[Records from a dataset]
┌────────
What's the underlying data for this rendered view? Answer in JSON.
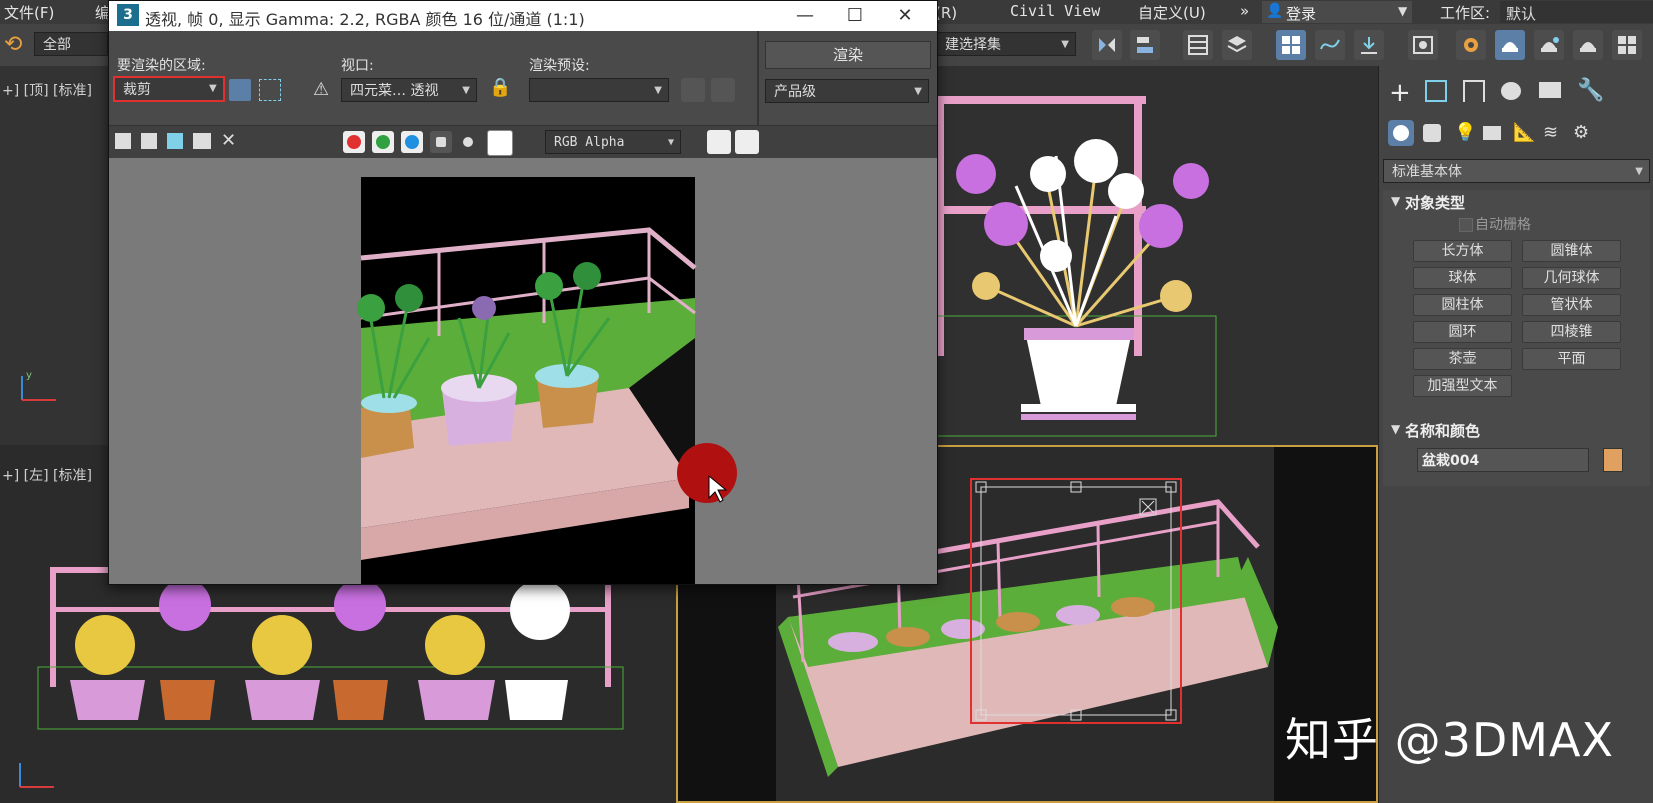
{
  "menubar": {
    "file": "文件(F)",
    "frag1": "编",
    "frag2": "菜(R)",
    "civil_view": "Civil View",
    "customize": "自定义(U)",
    "more": "»",
    "login": "登录",
    "workspace_label": "工作区:",
    "workspace_value": "默认"
  },
  "toolbar": {
    "filter_value": "全部",
    "selection_set": "建选择集"
  },
  "viewports": {
    "top_left_label": "+] [顶] [标准]",
    "bottom_left_label": "+] [左] [标准]"
  },
  "render_window": {
    "title": "透视, 帧 0, 显示 Gamma: 2.2, RGBA 颜色 16 位/通道 (1:1)",
    "area_label": "要渲染的区域:",
    "area_value": "裁剪",
    "viewport_label": "视口:",
    "viewport_value": "四元菜… 透视",
    "preset_label": "渲染预设:",
    "preset_value": "",
    "render_button": "渲染",
    "quality_value": "产品级",
    "channel_value": "RGB Alpha"
  },
  "command_panel": {
    "category_value": "标准基本体",
    "object_type_title": "对象类型",
    "autogrid": "自动栅格",
    "buttons": [
      "长方体",
      "圆锥体",
      "球体",
      "几何球体",
      "圆柱体",
      "管状体",
      "圆环",
      "四棱锥",
      "茶壶",
      "平面",
      "加强型文本"
    ],
    "name_color_title": "名称和颜色",
    "object_name": "盆栽004",
    "object_color": "#e0a060"
  },
  "watermark": "知乎 @3DMAX",
  "colors": {
    "pink_rail": "#e8a0c8",
    "grass": "#5cae3a",
    "floor": "#e0b8b8",
    "highlight_red": "#e03030",
    "accent_blue": "#5b7fa6"
  }
}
└────────
[Short exercise]
Output all of the records exactly as they appear above, but not the pictures.

[Exercise response]
What's the underlying data for this rendered view? Answer in JSON.
{
  "menubar": {
    "file": "文件(F)",
    "frag1": "编",
    "frag2": "菜(R)",
    "civil_view": "Civil View",
    "customize": "自定义(U)",
    "more": "»",
    "login": "登录",
    "workspace_label": "工作区:",
    "workspace_value": "默认"
  },
  "toolbar": {
    "filter_value": "全部",
    "selection_set": "建选择集"
  },
  "viewports": {
    "top_left_label": "+] [顶] [标准]",
    "bottom_left_label": "+] [左] [标准]"
  },
  "render_window": {
    "title": "透视, 帧 0, 显示 Gamma: 2.2, RGBA 颜色 16 位/通道 (1:1)",
    "area_label": "要渲染的区域:",
    "area_value": "裁剪",
    "viewport_label": "视口:",
    "viewport_value": "四元菜… 透视",
    "preset_label": "渲染预设:",
    "preset_value": "",
    "render_button": "渲染",
    "quality_value": "产品级",
    "channel_value": "RGB Alpha"
  },
  "command_panel": {
    "category_value": "标准基本体",
    "object_type_title": "对象类型",
    "autogrid": "自动栅格",
    "buttons": [
      "长方体",
      "圆锥体",
      "球体",
      "几何球体",
      "圆柱体",
      "管状体",
      "圆环",
      "四棱锥",
      "茶壶",
      "平面",
      "加强型文本"
    ],
    "name_color_title": "名称和颜色",
    "object_name": "盆栽004",
    "object_color": "#e0a060"
  },
  "watermark": "知乎 @3DMAX",
  "colors": {
    "pink_rail": "#e8a0c8",
    "grass": "#5cae3a",
    "floor": "#e0b8b8",
    "highlight_red": "#e03030",
    "accent_blue": "#5b7fa6"
  }
}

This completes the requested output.